- _Required task_
Restate the listing that follows word for word, without its pictures.

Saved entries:
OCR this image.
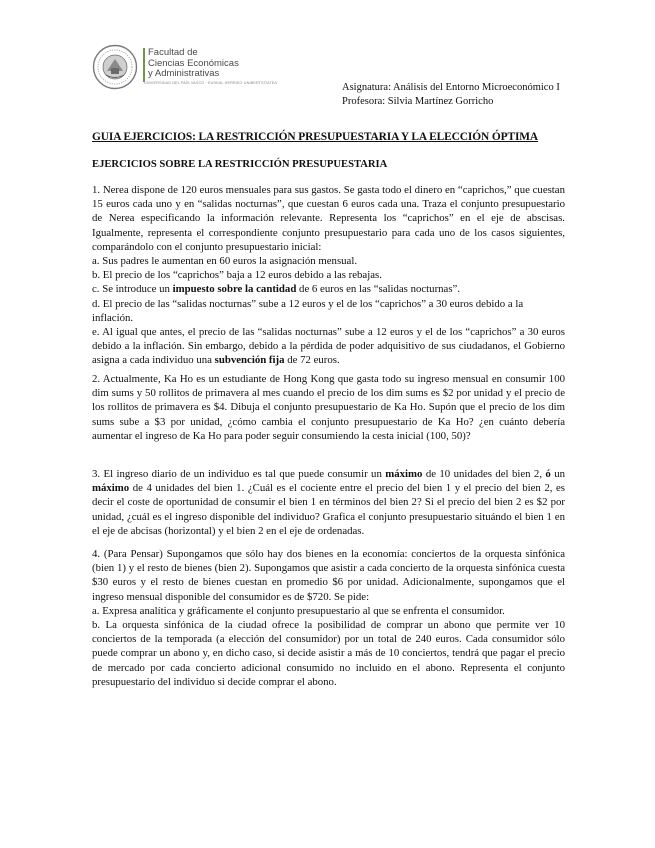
Facultad de
Ciencias Económicas
y Administrativas
UNIVERSIDAD DEL PAÍS VASCO · EUSKAL HERRIKO UNIBERTSITATEA	Asignatura: Análisis del Entorno Microeconómico I
Profesora: Silvia Martínez Gorricho
GUIA EJERCICIOS: LA RESTRICCIÓN PRESUPUESTARIA Y LA ELECCIÓN ÓPTIMA
EJERCICIOS SOBRE LA RESTRICCIÓN PRESUPUESTARIA

1. Nerea dispone de 120 euros mensuales para sus gastos. Se gasta todo el dinero en “caprichos,” que cuestan 15 euros cada uno y en “salidas nocturnas”, que cuestan 6 euros cada una. Traza el conjunto presupuestario de Nerea especificando la información relevante. Representa los “caprichos” en el eje de abscisas. Igualmente, representa el correspondiente conjunto presupuestario para cada uno de los casos siguientes, comparándolo con el conjunto presupuestario inicial:

a. Sus padres le aumentan en 60 euros la asignación mensual.

b. El precio de los “caprichos” baja a 12 euros debido a las rebajas.

c. Se introduce un impuesto sobre la cantidad de 6 euros en las “salidas nocturnas”.

d. El precio de las “salidas nocturnas” sube a 12 euros y el de los “caprichos” a 30 euros debido a la inflación.

e. Al igual que antes, el precio de las “salidas nocturnas” sube a 12 euros y el de los “caprichos” a 30 euros debido a la inflación. Sin embargo, debido a la pérdida de poder adquisitivo de sus ciudadanos, el Gobierno asigna a cada individuo una subvención fija de 72 euros.

2. Actualmente, Ka Ho es un estudiante de Hong Kong que gasta todo su ingreso mensual en consumir 100 dim sums y 50 rollitos de primavera al mes cuando el precio de los dim sums es $2 por unidad y el precio de los rollitos de primavera es $4. Dibuja el conjunto presupuestario de Ka Ho. Supón que el precio de los dim sums sube a $3 por unidad, ¿cómo cambia el conjunto presupuestario de Ka Ho? ¿en cuánto debería aumentar el ingreso de Ka Ho para poder seguir consumiendo la cesta inicial (100, 50)?

3. El ingreso diario de un individuo es tal que puede consumir un máximo de 10 unidades del bien 2, ó un máximo de 4 unidades del bien 1. ¿Cuál es el cociente entre el precio del bien 1 y el precio del bien 2, es decir el coste de oportunidad de consumir el bien 1 en términos del bien 2? Si el precio del bien 2 es $2 por unidad, ¿cuál es el ingreso disponible del individuo? Grafica el conjunto presupuestario situándo el bien 1 en el eje de abcisas (horizontal) y el bien 2 en el eje de ordenadas.

4. (Para Pensar) Supongamos que sólo hay dos bienes en la economía: conciertos de la orquesta sinfónica (bien 1) y el resto de bienes (bien 2). Supongamos que asistir a cada concierto de la orquesta sinfónica cuesta $30 euros y el resto de bienes cuestan en promedio $6 por unidad. Adicionalmente, supongamos que el ingreso mensual disponible del consumidor es de $720. Se pide:

a. Expresa analítica y gráficamente el conjunto presupuestario al que se enfrenta el consumidor.

b. La orquesta sinfónica de la ciudad ofrece la posibilidad de comprar un abono que permite ver 10 conciertos de la temporada (a elección del consumidor) por un total de 240 euros. Cada consumidor sólo puede comprar un abono y, en dicho caso, si decide asistir a más de 10 conciertos, tendrá que pagar el precio de mercado por cada concierto adicional consumido no incluido en el abono. Representa el conjunto presupuestario del individuo si decide comprar el abono.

- _Complete answer_
OCR this image.
Facultad de
Ciencias Económicas
y Administrativas
UNIVERSIDAD DEL PAÍS VASCO · EUSKAL HERRIKO UNIBERTSITATEA	Asignatura: Análisis del Entorno Microeconómico I
Profesora: Silvia Martínez Gorricho
GUIA EJERCICIOS: LA RESTRICCIÓN PRESUPUESTARIA Y LA ELECCIÓN ÓPTIMA
EJERCICIOS SOBRE LA RESTRICCIÓN PRESUPUESTARIA

1. Nerea dispone de 120 euros mensuales para sus gastos. Se gasta todo el dinero en “caprichos,” que cuestan 15 euros cada uno y en “salidas nocturnas”, que cuestan 6 euros cada una. Traza el conjunto presupuestario de Nerea especificando la información relevante. Representa los “caprichos” en el eje de abscisas. Igualmente, representa el correspondiente conjunto presupuestario para cada uno de los casos siguientes, comparándolo con el conjunto presupuestario inicial:

a. Sus padres le aumentan en 60 euros la asignación mensual.

b. El precio de los “caprichos” baja a 12 euros debido a las rebajas.

c. Se introduce un impuesto sobre la cantidad de 6 euros en las “salidas nocturnas”.

d. El precio de las “salidas nocturnas” sube a 12 euros y el de los “caprichos” a 30 euros debido a la inflación.

e. Al igual que antes, el precio de las “salidas nocturnas” sube a 12 euros y el de los “caprichos” a 30 euros debido a la inflación. Sin embargo, debido a la pérdida de poder adquisitivo de sus ciudadanos, el Gobierno asigna a cada individuo una subvención fija de 72 euros.

2. Actualmente, Ka Ho es un estudiante de Hong Kong que gasta todo su ingreso mensual en consumir 100 dim sums y 50 rollitos de primavera al mes cuando el precio de los dim sums es $2 por unidad y el precio de los rollitos de primavera es $4. Dibuja el conjunto presupuestario de Ka Ho. Supón que el precio de los dim sums sube a $3 por unidad, ¿cómo cambia el conjunto presupuestario de Ka Ho? ¿en cuánto debería aumentar el ingreso de Ka Ho para poder seguir consumiendo la cesta inicial (100, 50)?

3. El ingreso diario de un individuo es tal que puede consumir un máximo de 10 unidades del bien 2, ó un máximo de 4 unidades del bien 1. ¿Cuál es el cociente entre el precio del bien 1 y el precio del bien 2, es decir el coste de oportunidad de consumir el bien 1 en términos del bien 2? Si el precio del bien 2 es $2 por unidad, ¿cuál es el ingreso disponible del individuo? Grafica el conjunto presupuestario situándo el bien 1 en el eje de abcisas (horizontal) y el bien 2 en el eje de ordenadas.

4. (Para Pensar) Supongamos que sólo hay dos bienes en la economía: conciertos de la orquesta sinfónica (bien 1) y el resto de bienes (bien 2). Supongamos que asistir a cada concierto de la orquesta sinfónica cuesta $30 euros y el resto de bienes cuestan en promedio $6 por unidad. Adicionalmente, supongamos que el ingreso mensual disponible del consumidor es de $720. Se pide:

a. Expresa analítica y gráficamente el conjunto presupuestario al que se enfrenta el consumidor.

b. La orquesta sinfónica de la ciudad ofrece la posibilidad de comprar un abono que permite ver 10 conciertos de la temporada (a elección del consumidor) por un total de 240 euros. Cada consumidor sólo puede comprar un abono y, en dicho caso, si decide asistir a más de 10 conciertos, tendrá que pagar el precio de mercado por cada concierto adicional consumido no incluido en el abono. Representa el conjunto presupuestario del individuo si decide comprar el abono.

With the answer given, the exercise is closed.